Aim of the task. Transcribe the lines below verbatim, skipping the images.

[Records about charts and figures]
------------

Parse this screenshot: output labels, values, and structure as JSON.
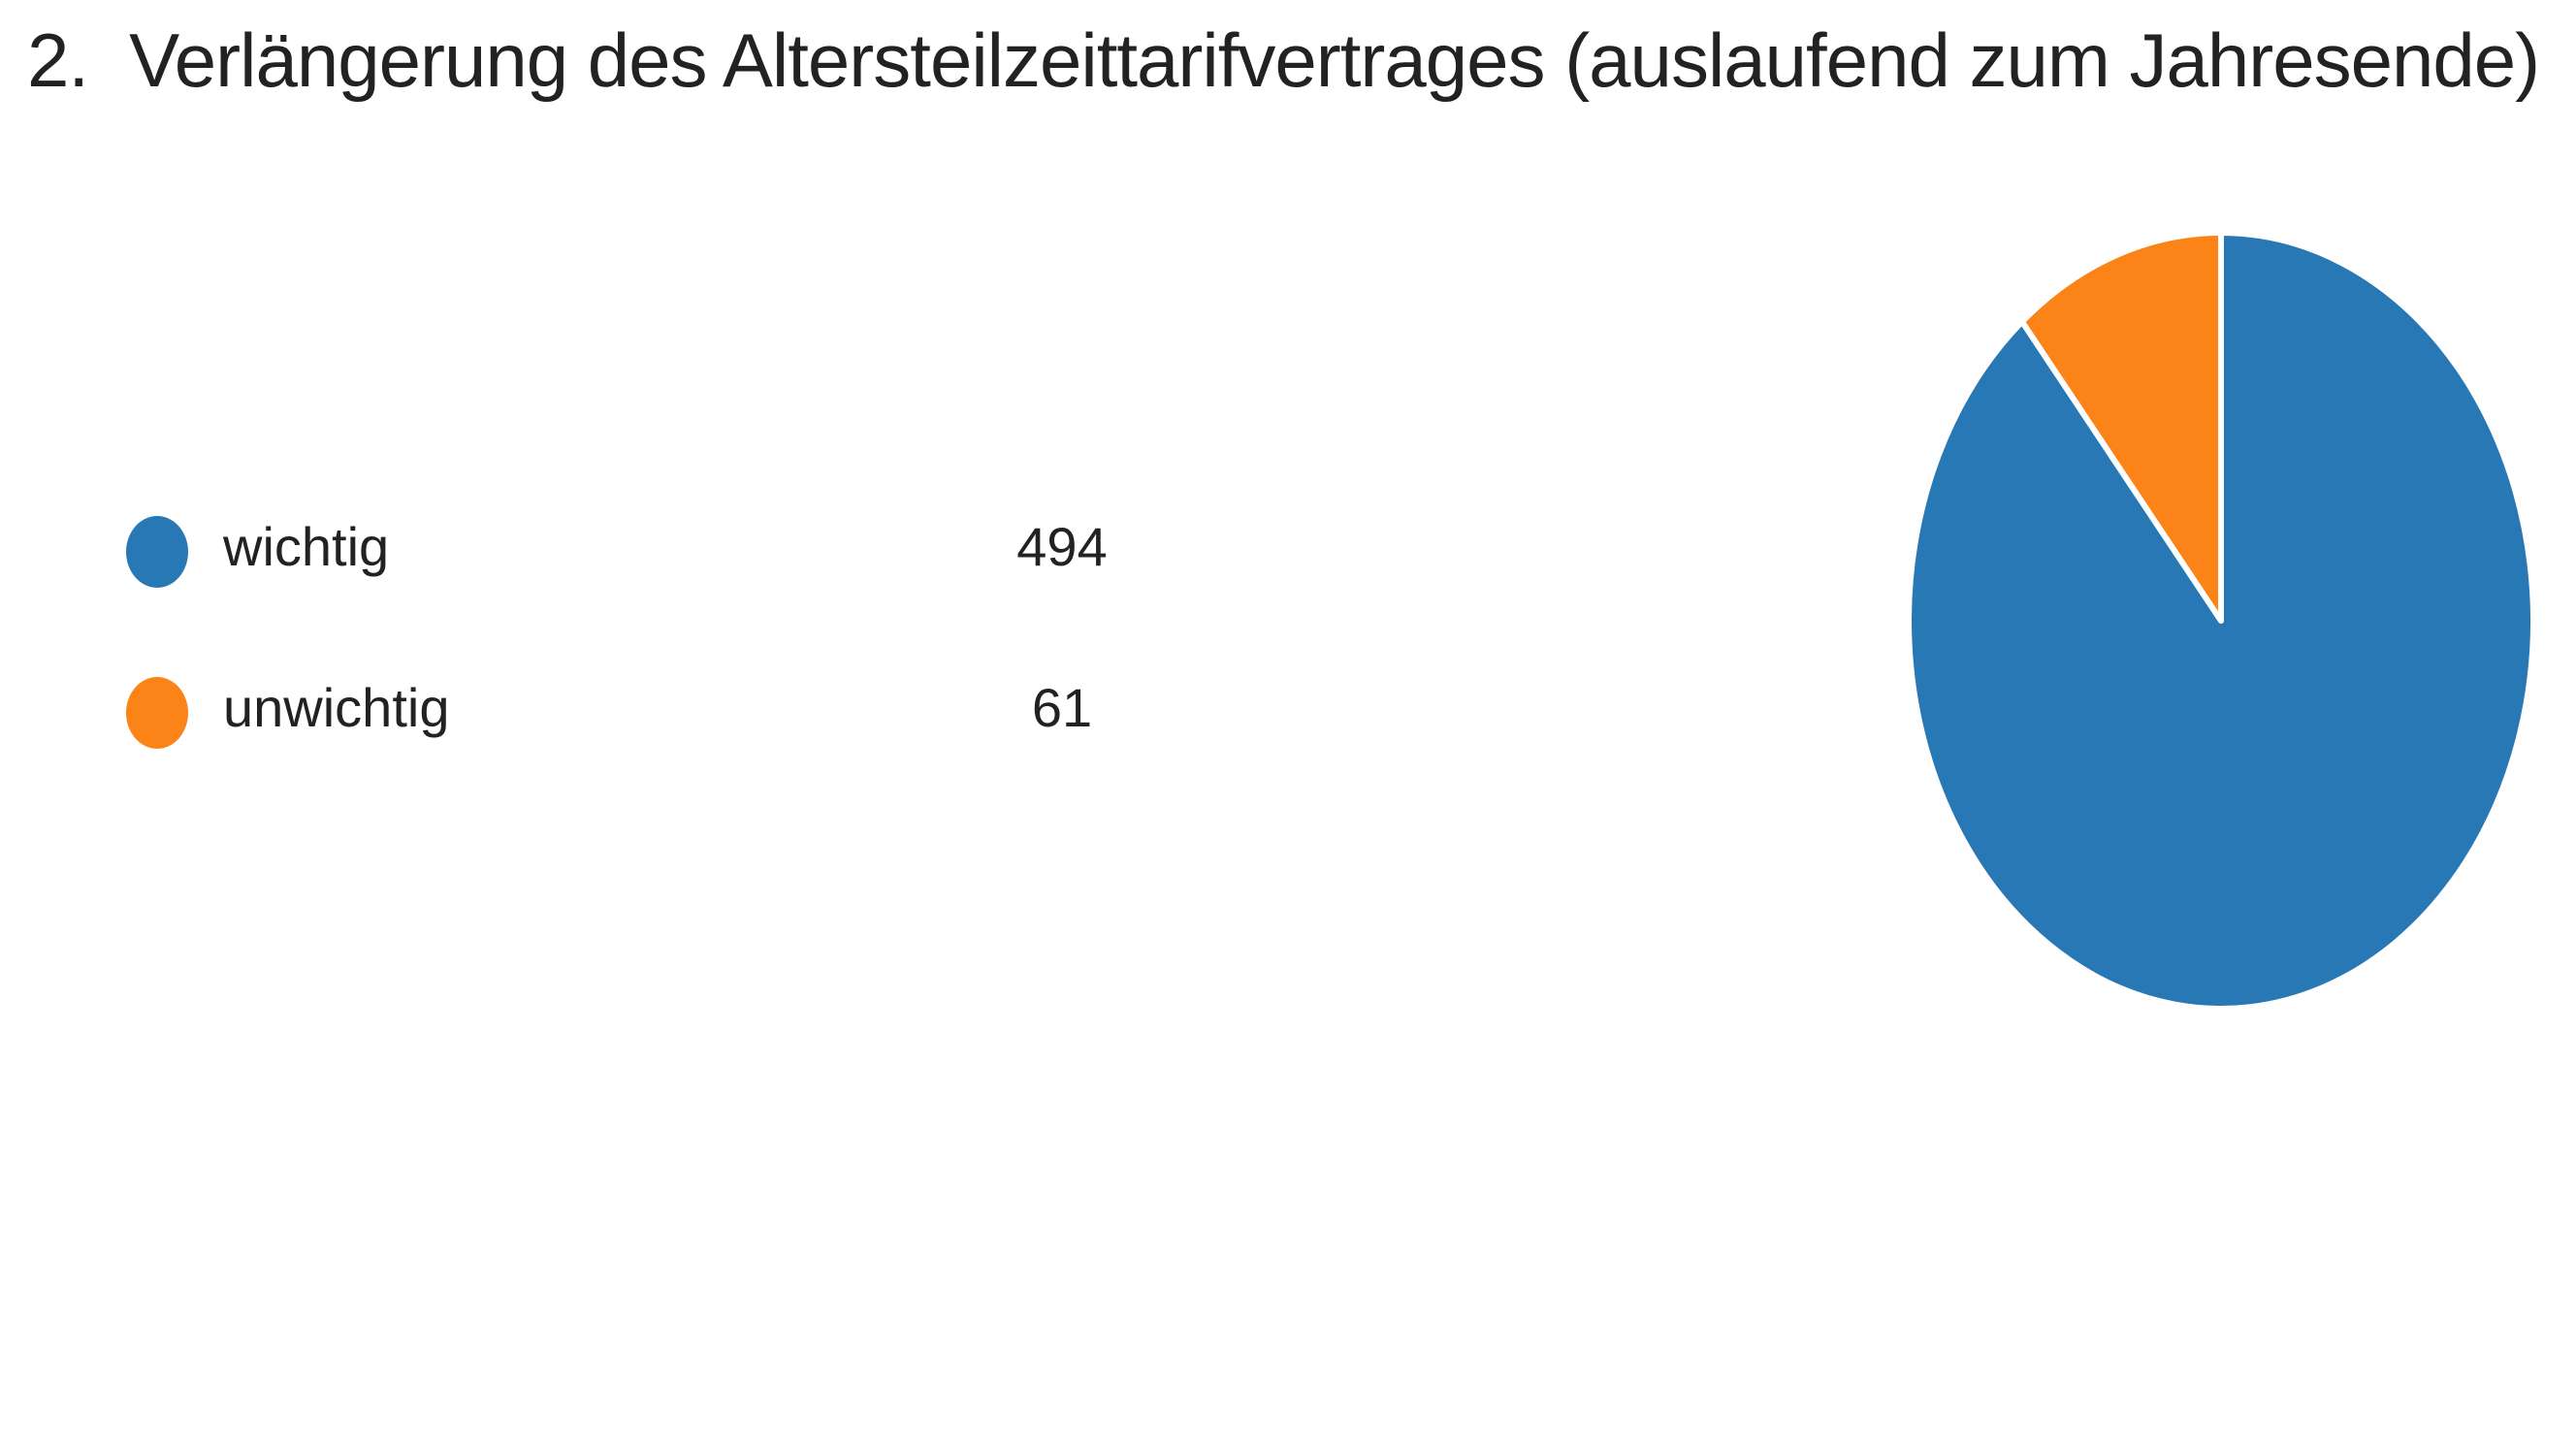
{
  "question": {
    "number": "2.",
    "text": "Verlängerung des Altersteilzeittarifvertrages (auslaufend zum Jahresende)"
  },
  "legend": [
    {
      "label": "wichtig",
      "count": "494",
      "color": "#2878b6"
    },
    {
      "label": "unwichtig",
      "count": "61",
      "color": "#fb8318"
    }
  ],
  "chart_data": {
    "type": "pie",
    "title": "Verlängerung des Altersteilzeittarifvertrages (auslaufend zum Jahresende)",
    "categories": [
      "wichtig",
      "unwichtig"
    ],
    "values": [
      494,
      61
    ],
    "colors": [
      "#2878b6",
      "#fb8318"
    ],
    "legend_position": "left"
  }
}
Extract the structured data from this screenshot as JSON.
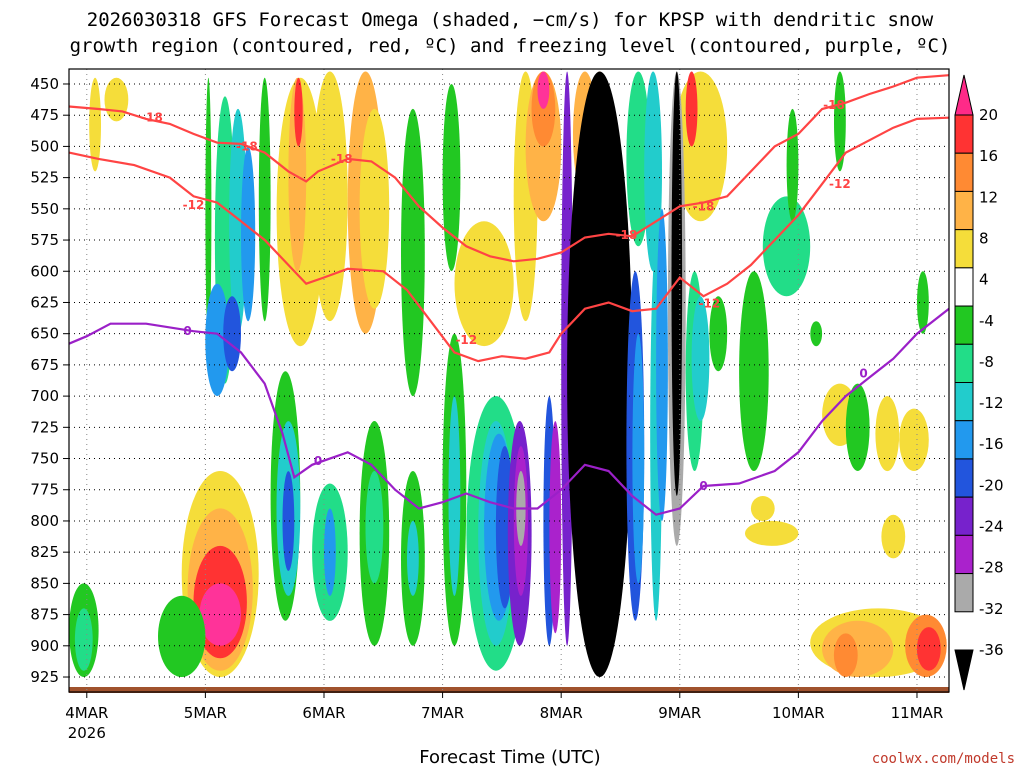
{
  "chart_data": {
    "type": "heatmap",
    "title_line1": "2026030318 GFS Forecast Omega (shaded, −cm/s) for KPSP with dendritic snow",
    "title_line2": "growth region (contoured, red, ºC) and freezing level (contoured, purple, ºC)",
    "xlabel": "Forecast Time (UTC)",
    "credit": "coolwx.com/models",
    "x_ticks": [
      {
        "label": "4MAR",
        "sub": "2026",
        "t": 0
      },
      {
        "label": "5MAR",
        "sub": "",
        "t": 1
      },
      {
        "label": "6MAR",
        "sub": "",
        "t": 2
      },
      {
        "label": "7MAR",
        "sub": "",
        "t": 3
      },
      {
        "label": "8MAR",
        "sub": "",
        "t": 4
      },
      {
        "label": "9MAR",
        "sub": "",
        "t": 5
      },
      {
        "label": "10MAR",
        "sub": "",
        "t": 6
      },
      {
        "label": "11MAR",
        "sub": "",
        "t": 7
      }
    ],
    "xlim_days": [
      -0.15,
      7.27
    ],
    "ylim_hPa": [
      937,
      438
    ],
    "y_ticks": [
      450,
      475,
      500,
      525,
      550,
      575,
      600,
      625,
      650,
      675,
      700,
      725,
      750,
      775,
      800,
      825,
      850,
      875,
      900,
      925
    ],
    "colorbar": {
      "labels": [
        "20",
        "16",
        "12",
        "8",
        "4",
        "-4",
        "-8",
        "-12",
        "-16",
        "-20",
        "-24",
        "-28",
        "-32",
        "-36"
      ],
      "colors": [
        "#ff3399",
        "#ff3333",
        "#ff8a33",
        "#ffb347",
        "#f5dd3a",
        "#ffffff",
        "#22c822",
        "#22dd88",
        "#22cccc",
        "#2299ee",
        "#2255dd",
        "#7722cc",
        "#aa22cc",
        "#aaaaaa",
        "#000000"
      ],
      "top_color": "#ff2a88",
      "bottom_color": "#000000"
    },
    "contours": [
      {
        "name": "-18",
        "color": "#ff4444",
        "points": [
          [
            -0.15,
            468
          ],
          [
            0.1,
            470
          ],
          [
            0.3,
            472
          ],
          [
            0.5,
            478
          ],
          [
            0.7,
            482
          ],
          [
            0.9,
            490
          ],
          [
            1.1,
            497
          ],
          [
            1.3,
            498
          ],
          [
            1.5,
            505
          ],
          [
            1.7,
            520
          ],
          [
            1.85,
            528
          ],
          [
            1.95,
            520
          ],
          [
            2.2,
            510
          ],
          [
            2.4,
            512
          ],
          [
            2.6,
            525
          ],
          [
            2.8,
            548
          ],
          [
            3.0,
            565
          ],
          [
            3.2,
            580
          ],
          [
            3.4,
            588
          ],
          [
            3.6,
            592
          ],
          [
            3.8,
            590
          ],
          [
            4.0,
            585
          ],
          [
            4.2,
            573
          ],
          [
            4.4,
            570
          ],
          [
            4.6,
            572
          ],
          [
            4.8,
            560
          ],
          [
            5.0,
            548
          ],
          [
            5.2,
            545
          ],
          [
            5.4,
            540
          ],
          [
            5.6,
            520
          ],
          [
            5.8,
            500
          ],
          [
            6.0,
            490
          ],
          [
            6.2,
            470
          ],
          [
            6.4,
            465
          ],
          [
            6.6,
            458
          ],
          [
            6.8,
            452
          ],
          [
            7.0,
            445
          ],
          [
            7.27,
            443
          ]
        ],
        "labels": [
          [
            0.55,
            477
          ],
          [
            1.35,
            500
          ],
          [
            2.15,
            510
          ],
          [
            4.55,
            571
          ],
          [
            5.2,
            548
          ],
          [
            6.3,
            467
          ]
        ]
      },
      {
        "name": "-12",
        "color": "#ff4444",
        "points": [
          [
            -0.15,
            505
          ],
          [
            0.1,
            510
          ],
          [
            0.4,
            515
          ],
          [
            0.7,
            525
          ],
          [
            0.9,
            540
          ],
          [
            1.1,
            545
          ],
          [
            1.3,
            560
          ],
          [
            1.5,
            575
          ],
          [
            1.7,
            595
          ],
          [
            1.85,
            610
          ],
          [
            2.0,
            605
          ],
          [
            2.2,
            598
          ],
          [
            2.5,
            600
          ],
          [
            2.7,
            615
          ],
          [
            2.9,
            640
          ],
          [
            3.1,
            665
          ],
          [
            3.3,
            672
          ],
          [
            3.5,
            668
          ],
          [
            3.7,
            670
          ],
          [
            3.9,
            665
          ],
          [
            4.0,
            650
          ],
          [
            4.2,
            630
          ],
          [
            4.4,
            625
          ],
          [
            4.6,
            632
          ],
          [
            4.8,
            630
          ],
          [
            5.0,
            605
          ],
          [
            5.2,
            620
          ],
          [
            5.4,
            610
          ],
          [
            5.6,
            595
          ],
          [
            5.8,
            575
          ],
          [
            6.0,
            555
          ],
          [
            6.2,
            530
          ],
          [
            6.4,
            505
          ],
          [
            6.6,
            495
          ],
          [
            6.8,
            485
          ],
          [
            7.0,
            478
          ],
          [
            7.27,
            477
          ]
        ],
        "labels": [
          [
            0.9,
            547
          ],
          [
            3.2,
            655
          ],
          [
            5.25,
            626
          ],
          [
            6.35,
            530
          ]
        ]
      },
      {
        "name": "0",
        "color": "#9b20c8",
        "points": [
          [
            -0.15,
            658
          ],
          [
            0.0,
            652
          ],
          [
            0.2,
            642
          ],
          [
            0.5,
            642
          ],
          [
            0.7,
            645
          ],
          [
            0.9,
            648
          ],
          [
            1.1,
            650
          ],
          [
            1.3,
            665
          ],
          [
            1.5,
            690
          ],
          [
            1.65,
            730
          ],
          [
            1.75,
            765
          ],
          [
            1.9,
            755
          ],
          [
            2.2,
            745
          ],
          [
            2.4,
            755
          ],
          [
            2.6,
            775
          ],
          [
            2.8,
            790
          ],
          [
            3.0,
            785
          ],
          [
            3.2,
            778
          ],
          [
            3.4,
            785
          ],
          [
            3.6,
            790
          ],
          [
            3.8,
            790
          ],
          [
            4.0,
            775
          ],
          [
            4.2,
            755
          ],
          [
            4.4,
            760
          ],
          [
            4.6,
            780
          ],
          [
            4.8,
            795
          ],
          [
            5.0,
            790
          ],
          [
            5.2,
            772
          ],
          [
            5.5,
            770
          ],
          [
            5.8,
            760
          ],
          [
            6.0,
            745
          ],
          [
            6.2,
            720
          ],
          [
            6.4,
            700
          ],
          [
            6.6,
            685
          ],
          [
            6.8,
            670
          ],
          [
            7.0,
            650
          ],
          [
            7.27,
            630
          ]
        ],
        "labels": [
          [
            0.85,
            648
          ],
          [
            1.95,
            752
          ],
          [
            5.2,
            772
          ],
          [
            6.55,
            682
          ]
        ]
      }
    ],
    "terrain": {
      "pressure_hPa": 937,
      "color": "#a0522d"
    }
  }
}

------------

Correct output.
Parse this screenshot: output labels, values, and structure as JSON.
{
  "question": {
    "number": "2.",
    "text": "Verlängerung des Altersteilzeittarifvertrages (auslaufend zum Jahresende)"
  },
  "legend": [
    {
      "label": "wichtig",
      "count": "494",
      "color": "#2878b6"
    },
    {
      "label": "unwichtig",
      "count": "61",
      "color": "#fb8318"
    }
  ],
  "chart_data": {
    "type": "pie",
    "title": "Verlängerung des Altersteilzeittarifvertrages (auslaufend zum Jahresende)",
    "categories": [
      "wichtig",
      "unwichtig"
    ],
    "values": [
      494,
      61
    ],
    "colors": [
      "#2878b6",
      "#fb8318"
    ],
    "legend_position": "left"
  }
}
Extract the structured data from this screenshot as JSON.
{
  "chart_data": {
    "type": "heatmap",
    "title_line1": "2026030318 GFS Forecast Omega (shaded, −cm/s) for KPSP with dendritic snow",
    "title_line2": "growth region (contoured, red, ºC) and freezing level (contoured, purple, ºC)",
    "xlabel": "Forecast Time (UTC)",
    "credit": "coolwx.com/models",
    "x_ticks": [
      {
        "label": "4MAR",
        "sub": "2026",
        "t": 0
      },
      {
        "label": "5MAR",
        "sub": "",
        "t": 1
      },
      {
        "label": "6MAR",
        "sub": "",
        "t": 2
      },
      {
        "label": "7MAR",
        "sub": "",
        "t": 3
      },
      {
        "label": "8MAR",
        "sub": "",
        "t": 4
      },
      {
        "label": "9MAR",
        "sub": "",
        "t": 5
      },
      {
        "label": "10MAR",
        "sub": "",
        "t": 6
      },
      {
        "label": "11MAR",
        "sub": "",
        "t": 7
      }
    ],
    "xlim_days": [
      -0.15,
      7.27
    ],
    "ylim_hPa": [
      937,
      438
    ],
    "y_ticks": [
      450,
      475,
      500,
      525,
      550,
      575,
      600,
      625,
      650,
      675,
      700,
      725,
      750,
      775,
      800,
      825,
      850,
      875,
      900,
      925
    ],
    "colorbar": {
      "labels": [
        "20",
        "16",
        "12",
        "8",
        "4",
        "-4",
        "-8",
        "-12",
        "-16",
        "-20",
        "-24",
        "-28",
        "-32",
        "-36"
      ],
      "colors": [
        "#ff3399",
        "#ff3333",
        "#ff8a33",
        "#ffb347",
        "#f5dd3a",
        "#ffffff",
        "#22c822",
        "#22dd88",
        "#22cccc",
        "#2299ee",
        "#2255dd",
        "#7722cc",
        "#aa22cc",
        "#aaaaaa",
        "#000000"
      ],
      "top_color": "#ff2a88",
      "bottom_color": "#000000"
    },
    "contours": [
      {
        "name": "-18",
        "color": "#ff4444",
        "points": [
          [
            -0.15,
            468
          ],
          [
            0.1,
            470
          ],
          [
            0.3,
            472
          ],
          [
            0.5,
            478
          ],
          [
            0.7,
            482
          ],
          [
            0.9,
            490
          ],
          [
            1.1,
            497
          ],
          [
            1.3,
            498
          ],
          [
            1.5,
            505
          ],
          [
            1.7,
            520
          ],
          [
            1.85,
            528
          ],
          [
            1.95,
            520
          ],
          [
            2.2,
            510
          ],
          [
            2.4,
            512
          ],
          [
            2.6,
            525
          ],
          [
            2.8,
            548
          ],
          [
            3.0,
            565
          ],
          [
            3.2,
            580
          ],
          [
            3.4,
            588
          ],
          [
            3.6,
            592
          ],
          [
            3.8,
            590
          ],
          [
            4.0,
            585
          ],
          [
            4.2,
            573
          ],
          [
            4.4,
            570
          ],
          [
            4.6,
            572
          ],
          [
            4.8,
            560
          ],
          [
            5.0,
            548
          ],
          [
            5.2,
            545
          ],
          [
            5.4,
            540
          ],
          [
            5.6,
            520
          ],
          [
            5.8,
            500
          ],
          [
            6.0,
            490
          ],
          [
            6.2,
            470
          ],
          [
            6.4,
            465
          ],
          [
            6.6,
            458
          ],
          [
            6.8,
            452
          ],
          [
            7.0,
            445
          ],
          [
            7.27,
            443
          ]
        ],
        "labels": [
          [
            0.55,
            477
          ],
          [
            1.35,
            500
          ],
          [
            2.15,
            510
          ],
          [
            4.55,
            571
          ],
          [
            5.2,
            548
          ],
          [
            6.3,
            467
          ]
        ]
      },
      {
        "name": "-12",
        "color": "#ff4444",
        "points": [
          [
            -0.15,
            505
          ],
          [
            0.1,
            510
          ],
          [
            0.4,
            515
          ],
          [
            0.7,
            525
          ],
          [
            0.9,
            540
          ],
          [
            1.1,
            545
          ],
          [
            1.3,
            560
          ],
          [
            1.5,
            575
          ],
          [
            1.7,
            595
          ],
          [
            1.85,
            610
          ],
          [
            2.0,
            605
          ],
          [
            2.2,
            598
          ],
          [
            2.5,
            600
          ],
          [
            2.7,
            615
          ],
          [
            2.9,
            640
          ],
          [
            3.1,
            665
          ],
          [
            3.3,
            672
          ],
          [
            3.5,
            668
          ],
          [
            3.7,
            670
          ],
          [
            3.9,
            665
          ],
          [
            4.0,
            650
          ],
          [
            4.2,
            630
          ],
          [
            4.4,
            625
          ],
          [
            4.6,
            632
          ],
          [
            4.8,
            630
          ],
          [
            5.0,
            605
          ],
          [
            5.2,
            620
          ],
          [
            5.4,
            610
          ],
          [
            5.6,
            595
          ],
          [
            5.8,
            575
          ],
          [
            6.0,
            555
          ],
          [
            6.2,
            530
          ],
          [
            6.4,
            505
          ],
          [
            6.6,
            495
          ],
          [
            6.8,
            485
          ],
          [
            7.0,
            478
          ],
          [
            7.27,
            477
          ]
        ],
        "labels": [
          [
            0.9,
            547
          ],
          [
            3.2,
            655
          ],
          [
            5.25,
            626
          ],
          [
            6.35,
            530
          ]
        ]
      },
      {
        "name": "0",
        "color": "#9b20c8",
        "points": [
          [
            -0.15,
            658
          ],
          [
            0.0,
            652
          ],
          [
            0.2,
            642
          ],
          [
            0.5,
            642
          ],
          [
            0.7,
            645
          ],
          [
            0.9,
            648
          ],
          [
            1.1,
            650
          ],
          [
            1.3,
            665
          ],
          [
            1.5,
            690
          ],
          [
            1.65,
            730
          ],
          [
            1.75,
            765
          ],
          [
            1.9,
            755
          ],
          [
            2.2,
            745
          ],
          [
            2.4,
            755
          ],
          [
            2.6,
            775
          ],
          [
            2.8,
            790
          ],
          [
            3.0,
            785
          ],
          [
            3.2,
            778
          ],
          [
            3.4,
            785
          ],
          [
            3.6,
            790
          ],
          [
            3.8,
            790
          ],
          [
            4.0,
            775
          ],
          [
            4.2,
            755
          ],
          [
            4.4,
            760
          ],
          [
            4.6,
            780
          ],
          [
            4.8,
            795
          ],
          [
            5.0,
            790
          ],
          [
            5.2,
            772
          ],
          [
            5.5,
            770
          ],
          [
            5.8,
            760
          ],
          [
            6.0,
            745
          ],
          [
            6.2,
            720
          ],
          [
            6.4,
            700
          ],
          [
            6.6,
            685
          ],
          [
            6.8,
            670
          ],
          [
            7.0,
            650
          ],
          [
            7.27,
            630
          ]
        ],
        "labels": [
          [
            0.85,
            648
          ],
          [
            1.95,
            752
          ],
          [
            5.2,
            772
          ],
          [
            6.55,
            682
          ]
        ]
      }
    ],
    "terrain": {
      "pressure_hPa": 937,
      "color": "#a0522d"
    }
  }
}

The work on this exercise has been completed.